# start of THE RECORDS
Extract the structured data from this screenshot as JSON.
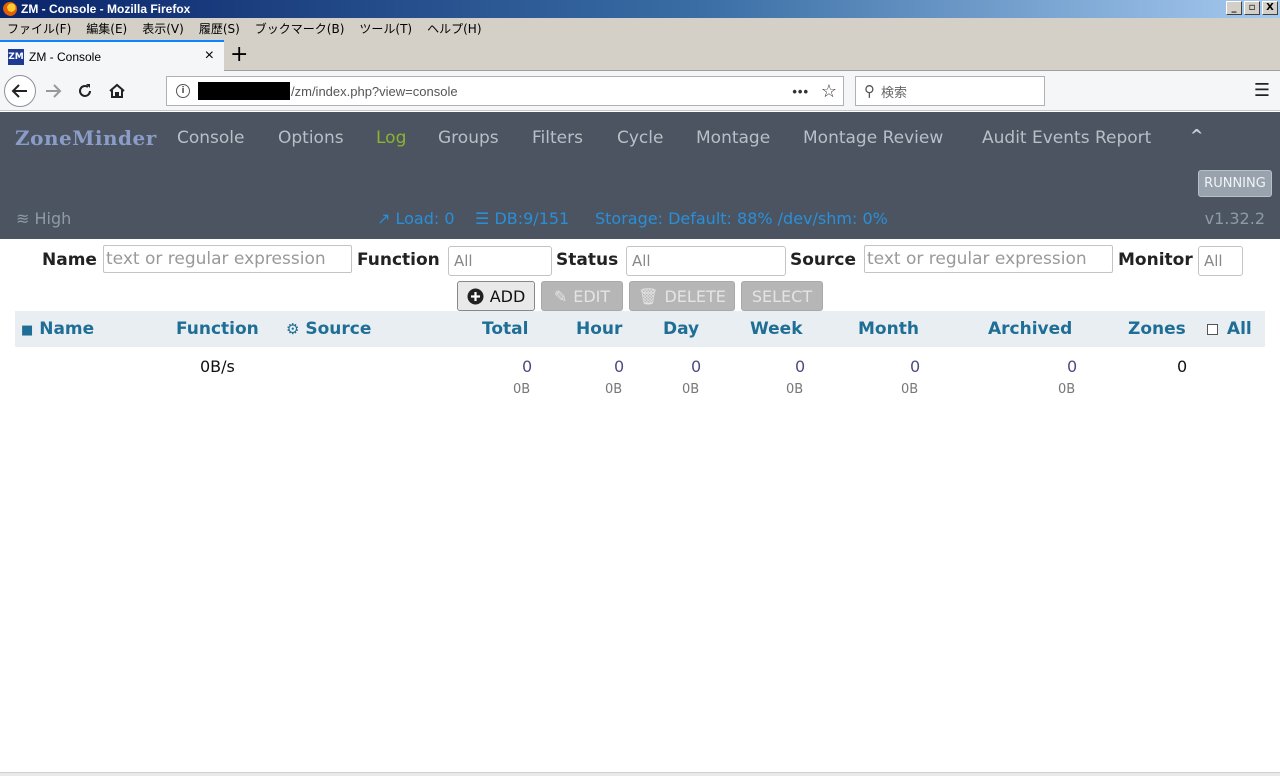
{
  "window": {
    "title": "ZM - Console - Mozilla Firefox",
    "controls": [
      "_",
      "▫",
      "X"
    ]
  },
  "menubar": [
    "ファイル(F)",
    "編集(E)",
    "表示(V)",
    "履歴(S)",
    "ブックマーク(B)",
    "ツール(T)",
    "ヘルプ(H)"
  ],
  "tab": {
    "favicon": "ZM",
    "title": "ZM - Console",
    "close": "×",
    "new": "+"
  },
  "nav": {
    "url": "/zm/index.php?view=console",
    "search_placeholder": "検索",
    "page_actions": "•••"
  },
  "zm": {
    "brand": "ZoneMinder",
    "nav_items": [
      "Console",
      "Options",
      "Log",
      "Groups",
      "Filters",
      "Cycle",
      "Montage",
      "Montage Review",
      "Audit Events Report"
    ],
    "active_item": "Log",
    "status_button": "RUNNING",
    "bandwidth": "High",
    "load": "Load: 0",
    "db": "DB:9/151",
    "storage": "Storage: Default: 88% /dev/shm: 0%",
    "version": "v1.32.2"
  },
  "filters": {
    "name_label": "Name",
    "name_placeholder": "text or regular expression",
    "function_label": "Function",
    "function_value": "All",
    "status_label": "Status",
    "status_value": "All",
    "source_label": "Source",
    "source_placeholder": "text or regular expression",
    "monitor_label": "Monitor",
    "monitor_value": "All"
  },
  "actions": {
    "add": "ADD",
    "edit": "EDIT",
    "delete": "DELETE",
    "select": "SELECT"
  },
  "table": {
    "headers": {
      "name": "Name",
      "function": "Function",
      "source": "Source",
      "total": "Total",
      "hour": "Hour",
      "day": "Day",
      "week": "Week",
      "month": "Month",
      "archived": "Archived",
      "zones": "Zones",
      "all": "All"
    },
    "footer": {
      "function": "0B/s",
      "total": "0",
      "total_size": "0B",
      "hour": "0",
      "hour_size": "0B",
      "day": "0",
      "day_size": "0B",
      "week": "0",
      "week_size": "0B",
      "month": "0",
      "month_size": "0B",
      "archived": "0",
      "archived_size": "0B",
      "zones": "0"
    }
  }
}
# end of THE RECORDS
# start of THE RECORDS
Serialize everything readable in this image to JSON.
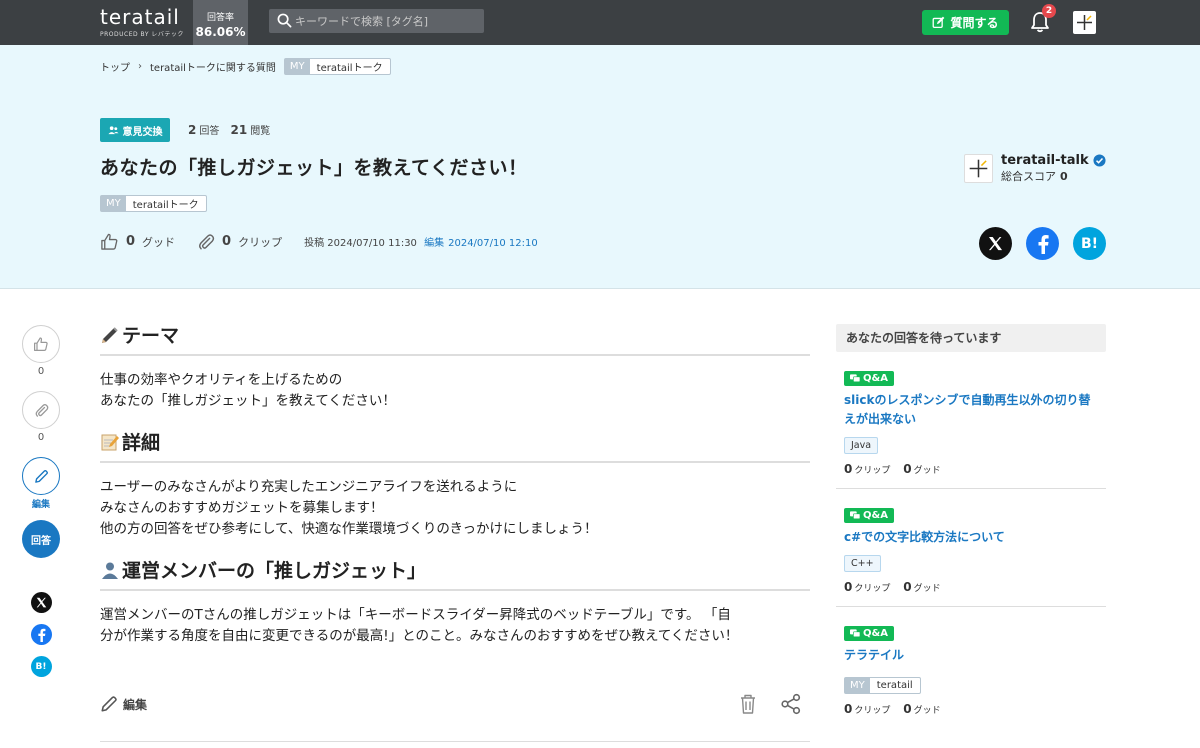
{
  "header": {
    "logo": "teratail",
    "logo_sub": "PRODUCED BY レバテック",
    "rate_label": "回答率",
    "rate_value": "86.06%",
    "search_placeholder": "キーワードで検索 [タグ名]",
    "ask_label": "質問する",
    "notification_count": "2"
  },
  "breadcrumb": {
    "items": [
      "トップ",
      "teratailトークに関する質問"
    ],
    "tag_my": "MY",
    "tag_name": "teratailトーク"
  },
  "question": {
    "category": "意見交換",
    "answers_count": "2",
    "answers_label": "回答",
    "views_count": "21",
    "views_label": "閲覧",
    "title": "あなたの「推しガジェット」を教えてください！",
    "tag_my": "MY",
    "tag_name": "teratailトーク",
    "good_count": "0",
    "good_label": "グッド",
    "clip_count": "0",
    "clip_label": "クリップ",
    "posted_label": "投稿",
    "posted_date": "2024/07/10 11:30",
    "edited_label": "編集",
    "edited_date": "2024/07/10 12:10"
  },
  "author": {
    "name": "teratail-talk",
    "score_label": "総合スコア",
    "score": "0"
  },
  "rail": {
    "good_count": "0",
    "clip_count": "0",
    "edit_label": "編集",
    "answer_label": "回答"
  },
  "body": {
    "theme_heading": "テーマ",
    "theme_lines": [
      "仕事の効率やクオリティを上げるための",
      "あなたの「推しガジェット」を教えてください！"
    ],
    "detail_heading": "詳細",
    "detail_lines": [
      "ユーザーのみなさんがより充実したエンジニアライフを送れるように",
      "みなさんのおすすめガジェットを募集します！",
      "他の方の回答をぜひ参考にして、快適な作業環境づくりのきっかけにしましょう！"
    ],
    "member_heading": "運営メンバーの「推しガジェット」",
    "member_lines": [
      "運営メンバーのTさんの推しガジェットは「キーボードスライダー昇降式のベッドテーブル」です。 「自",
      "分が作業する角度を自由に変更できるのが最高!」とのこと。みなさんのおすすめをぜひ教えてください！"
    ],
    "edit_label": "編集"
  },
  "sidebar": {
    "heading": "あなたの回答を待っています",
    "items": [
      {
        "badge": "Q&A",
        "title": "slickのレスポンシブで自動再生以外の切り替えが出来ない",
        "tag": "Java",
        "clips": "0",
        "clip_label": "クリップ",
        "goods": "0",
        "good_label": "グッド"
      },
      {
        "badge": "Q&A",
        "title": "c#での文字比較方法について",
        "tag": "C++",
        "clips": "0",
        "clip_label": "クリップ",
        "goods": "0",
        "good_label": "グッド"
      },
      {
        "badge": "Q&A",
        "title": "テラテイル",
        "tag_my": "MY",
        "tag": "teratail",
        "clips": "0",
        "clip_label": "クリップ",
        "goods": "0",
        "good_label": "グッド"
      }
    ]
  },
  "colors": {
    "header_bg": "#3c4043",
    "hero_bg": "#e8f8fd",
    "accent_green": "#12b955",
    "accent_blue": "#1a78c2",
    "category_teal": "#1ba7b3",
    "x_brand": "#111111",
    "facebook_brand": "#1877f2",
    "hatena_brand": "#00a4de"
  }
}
# end of THE RECORDS
Where a line holds the string "this", copy that line.

Extract the structured data from this screenshot as JSON.
Serialize everything readable in this image to JSON.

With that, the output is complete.